Directions for this task:
Show all lines from the listing below that contain "결과양성".

>> Start Data extract

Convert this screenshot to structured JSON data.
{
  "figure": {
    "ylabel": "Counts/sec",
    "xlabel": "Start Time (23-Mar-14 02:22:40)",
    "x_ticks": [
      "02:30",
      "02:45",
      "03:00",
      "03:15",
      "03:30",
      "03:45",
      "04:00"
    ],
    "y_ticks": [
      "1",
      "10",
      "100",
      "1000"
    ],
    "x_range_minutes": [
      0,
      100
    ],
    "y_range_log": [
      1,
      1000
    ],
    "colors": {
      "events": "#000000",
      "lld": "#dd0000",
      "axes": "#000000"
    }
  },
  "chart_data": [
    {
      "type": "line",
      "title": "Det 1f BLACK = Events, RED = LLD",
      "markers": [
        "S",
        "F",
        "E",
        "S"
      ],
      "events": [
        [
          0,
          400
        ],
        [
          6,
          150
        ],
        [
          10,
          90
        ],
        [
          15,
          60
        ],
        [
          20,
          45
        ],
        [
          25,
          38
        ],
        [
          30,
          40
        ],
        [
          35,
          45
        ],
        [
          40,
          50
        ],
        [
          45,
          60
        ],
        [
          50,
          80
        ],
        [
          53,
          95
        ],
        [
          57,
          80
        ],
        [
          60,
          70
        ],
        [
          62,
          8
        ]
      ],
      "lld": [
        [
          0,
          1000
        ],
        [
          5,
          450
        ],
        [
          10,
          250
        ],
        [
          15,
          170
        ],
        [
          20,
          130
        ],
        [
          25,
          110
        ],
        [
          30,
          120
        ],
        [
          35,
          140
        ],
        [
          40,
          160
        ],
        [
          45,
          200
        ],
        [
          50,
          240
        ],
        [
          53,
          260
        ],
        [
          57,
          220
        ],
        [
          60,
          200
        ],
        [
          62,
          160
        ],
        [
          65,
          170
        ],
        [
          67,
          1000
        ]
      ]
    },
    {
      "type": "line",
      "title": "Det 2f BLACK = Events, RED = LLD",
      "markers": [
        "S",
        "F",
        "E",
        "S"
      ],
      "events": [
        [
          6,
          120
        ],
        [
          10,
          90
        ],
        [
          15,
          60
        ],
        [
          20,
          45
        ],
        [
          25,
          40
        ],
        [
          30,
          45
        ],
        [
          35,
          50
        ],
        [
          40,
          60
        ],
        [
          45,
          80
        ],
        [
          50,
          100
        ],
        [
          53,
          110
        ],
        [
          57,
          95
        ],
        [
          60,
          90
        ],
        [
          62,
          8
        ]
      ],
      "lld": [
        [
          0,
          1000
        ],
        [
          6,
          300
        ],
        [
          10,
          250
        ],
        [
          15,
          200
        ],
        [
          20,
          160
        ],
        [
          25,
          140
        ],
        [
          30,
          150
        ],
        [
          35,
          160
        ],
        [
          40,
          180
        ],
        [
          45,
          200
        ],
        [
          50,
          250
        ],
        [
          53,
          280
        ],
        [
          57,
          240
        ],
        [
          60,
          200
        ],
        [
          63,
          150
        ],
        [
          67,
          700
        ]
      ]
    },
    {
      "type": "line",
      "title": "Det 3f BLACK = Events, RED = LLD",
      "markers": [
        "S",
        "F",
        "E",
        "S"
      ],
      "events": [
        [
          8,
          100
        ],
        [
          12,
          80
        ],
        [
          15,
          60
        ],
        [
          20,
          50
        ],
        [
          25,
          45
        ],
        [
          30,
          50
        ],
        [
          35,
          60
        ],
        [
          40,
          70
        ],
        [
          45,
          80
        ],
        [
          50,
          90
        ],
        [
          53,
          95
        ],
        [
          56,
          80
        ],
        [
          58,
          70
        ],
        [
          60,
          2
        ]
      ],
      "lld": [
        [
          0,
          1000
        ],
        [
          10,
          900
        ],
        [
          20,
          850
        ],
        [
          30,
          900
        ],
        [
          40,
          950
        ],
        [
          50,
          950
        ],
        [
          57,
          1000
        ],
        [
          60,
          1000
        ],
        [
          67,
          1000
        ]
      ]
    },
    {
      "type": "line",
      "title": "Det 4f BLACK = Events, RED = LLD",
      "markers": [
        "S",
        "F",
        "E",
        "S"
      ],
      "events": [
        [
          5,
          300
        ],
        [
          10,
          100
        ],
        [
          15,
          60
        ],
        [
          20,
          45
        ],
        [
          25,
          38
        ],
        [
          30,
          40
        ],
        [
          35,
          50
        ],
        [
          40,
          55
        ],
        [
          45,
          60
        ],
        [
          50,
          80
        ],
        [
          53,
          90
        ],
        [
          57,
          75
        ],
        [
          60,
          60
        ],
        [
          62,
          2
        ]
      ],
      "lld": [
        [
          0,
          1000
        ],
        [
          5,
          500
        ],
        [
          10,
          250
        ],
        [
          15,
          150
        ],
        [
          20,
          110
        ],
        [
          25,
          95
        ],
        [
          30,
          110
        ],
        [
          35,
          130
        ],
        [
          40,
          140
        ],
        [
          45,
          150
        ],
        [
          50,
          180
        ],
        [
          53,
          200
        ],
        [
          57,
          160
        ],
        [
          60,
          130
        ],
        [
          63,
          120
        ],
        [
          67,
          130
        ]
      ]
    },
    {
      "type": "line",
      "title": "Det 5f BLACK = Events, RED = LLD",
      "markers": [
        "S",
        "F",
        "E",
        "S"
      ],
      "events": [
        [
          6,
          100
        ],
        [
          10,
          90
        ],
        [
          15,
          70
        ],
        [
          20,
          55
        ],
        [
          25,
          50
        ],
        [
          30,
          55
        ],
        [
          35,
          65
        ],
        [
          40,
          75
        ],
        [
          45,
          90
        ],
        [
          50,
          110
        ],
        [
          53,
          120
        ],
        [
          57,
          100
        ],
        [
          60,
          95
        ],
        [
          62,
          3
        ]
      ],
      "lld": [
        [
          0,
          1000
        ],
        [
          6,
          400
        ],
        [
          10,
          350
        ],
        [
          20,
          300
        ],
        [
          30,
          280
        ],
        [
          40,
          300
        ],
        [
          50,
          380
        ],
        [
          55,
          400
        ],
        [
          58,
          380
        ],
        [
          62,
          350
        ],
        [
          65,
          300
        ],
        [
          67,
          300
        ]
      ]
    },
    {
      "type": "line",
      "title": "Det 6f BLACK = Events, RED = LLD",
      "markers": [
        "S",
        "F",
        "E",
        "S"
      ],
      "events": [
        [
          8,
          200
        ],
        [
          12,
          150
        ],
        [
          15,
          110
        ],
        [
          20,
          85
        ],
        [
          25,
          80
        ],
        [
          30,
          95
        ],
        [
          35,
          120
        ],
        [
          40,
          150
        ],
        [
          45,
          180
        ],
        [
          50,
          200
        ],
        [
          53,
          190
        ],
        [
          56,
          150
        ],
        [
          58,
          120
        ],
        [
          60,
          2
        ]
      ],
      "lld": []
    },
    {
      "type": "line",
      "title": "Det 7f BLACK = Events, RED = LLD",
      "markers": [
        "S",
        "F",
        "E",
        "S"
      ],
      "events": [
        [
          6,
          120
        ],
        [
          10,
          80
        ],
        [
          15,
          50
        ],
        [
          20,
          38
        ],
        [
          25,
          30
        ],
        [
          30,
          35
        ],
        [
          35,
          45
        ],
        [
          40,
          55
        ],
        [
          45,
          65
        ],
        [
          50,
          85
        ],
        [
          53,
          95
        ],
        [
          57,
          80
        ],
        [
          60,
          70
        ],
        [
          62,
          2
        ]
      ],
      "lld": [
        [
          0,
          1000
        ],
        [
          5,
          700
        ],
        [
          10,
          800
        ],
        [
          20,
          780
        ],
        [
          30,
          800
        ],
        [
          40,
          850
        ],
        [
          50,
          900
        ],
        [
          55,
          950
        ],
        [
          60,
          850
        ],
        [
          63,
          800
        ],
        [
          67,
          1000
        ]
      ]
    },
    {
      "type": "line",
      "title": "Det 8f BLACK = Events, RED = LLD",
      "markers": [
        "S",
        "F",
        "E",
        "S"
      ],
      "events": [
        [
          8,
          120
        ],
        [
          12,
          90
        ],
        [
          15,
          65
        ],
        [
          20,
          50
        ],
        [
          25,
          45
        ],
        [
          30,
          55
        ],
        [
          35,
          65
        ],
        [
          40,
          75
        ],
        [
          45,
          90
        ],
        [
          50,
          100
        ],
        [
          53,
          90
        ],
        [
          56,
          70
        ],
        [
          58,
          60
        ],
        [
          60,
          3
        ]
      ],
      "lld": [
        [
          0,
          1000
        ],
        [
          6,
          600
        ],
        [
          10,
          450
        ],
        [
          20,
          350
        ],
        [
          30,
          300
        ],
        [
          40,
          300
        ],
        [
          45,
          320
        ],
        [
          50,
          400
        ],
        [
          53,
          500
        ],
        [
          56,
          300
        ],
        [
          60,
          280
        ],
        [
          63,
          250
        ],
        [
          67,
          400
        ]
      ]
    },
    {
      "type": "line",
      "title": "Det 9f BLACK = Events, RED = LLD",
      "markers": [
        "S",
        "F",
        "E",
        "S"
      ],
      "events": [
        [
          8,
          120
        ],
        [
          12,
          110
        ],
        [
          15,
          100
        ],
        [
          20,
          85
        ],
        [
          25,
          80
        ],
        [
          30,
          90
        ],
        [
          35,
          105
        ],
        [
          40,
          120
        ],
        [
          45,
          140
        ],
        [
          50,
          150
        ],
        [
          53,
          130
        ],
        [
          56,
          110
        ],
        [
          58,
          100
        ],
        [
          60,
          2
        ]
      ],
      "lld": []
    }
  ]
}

>> End Data extract
>> Start Data extract

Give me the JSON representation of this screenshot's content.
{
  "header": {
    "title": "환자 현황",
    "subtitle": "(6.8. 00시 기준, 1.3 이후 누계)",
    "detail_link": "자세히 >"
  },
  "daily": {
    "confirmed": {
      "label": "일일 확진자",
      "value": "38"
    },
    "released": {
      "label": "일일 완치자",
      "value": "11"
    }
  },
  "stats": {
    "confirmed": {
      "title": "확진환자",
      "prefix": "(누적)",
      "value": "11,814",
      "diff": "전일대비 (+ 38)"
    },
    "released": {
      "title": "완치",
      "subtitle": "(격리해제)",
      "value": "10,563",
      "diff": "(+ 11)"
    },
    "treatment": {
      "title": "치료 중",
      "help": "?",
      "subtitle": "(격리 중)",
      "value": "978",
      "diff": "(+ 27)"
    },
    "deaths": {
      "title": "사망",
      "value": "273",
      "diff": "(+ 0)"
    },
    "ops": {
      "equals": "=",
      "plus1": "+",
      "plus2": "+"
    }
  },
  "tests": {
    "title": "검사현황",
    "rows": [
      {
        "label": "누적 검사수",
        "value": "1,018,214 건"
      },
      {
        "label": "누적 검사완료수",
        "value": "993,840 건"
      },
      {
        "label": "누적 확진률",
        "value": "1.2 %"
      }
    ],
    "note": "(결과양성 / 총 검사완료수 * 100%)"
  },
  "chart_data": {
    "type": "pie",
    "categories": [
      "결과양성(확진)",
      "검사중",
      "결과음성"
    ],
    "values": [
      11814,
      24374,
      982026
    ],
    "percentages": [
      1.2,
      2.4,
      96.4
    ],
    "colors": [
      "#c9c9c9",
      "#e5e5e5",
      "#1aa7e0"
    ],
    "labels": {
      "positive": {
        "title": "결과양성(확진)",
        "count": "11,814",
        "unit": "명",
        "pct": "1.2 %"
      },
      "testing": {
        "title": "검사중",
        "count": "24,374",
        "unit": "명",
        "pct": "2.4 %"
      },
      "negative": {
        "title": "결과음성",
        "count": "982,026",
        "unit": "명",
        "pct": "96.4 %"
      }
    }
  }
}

>> End Data extract

Solution to the exercise:
    "note": "(결과양성 / 총 검사완료수 * 100%)"
      "결과양성(확진)",
        "title": "결과양성(확진)",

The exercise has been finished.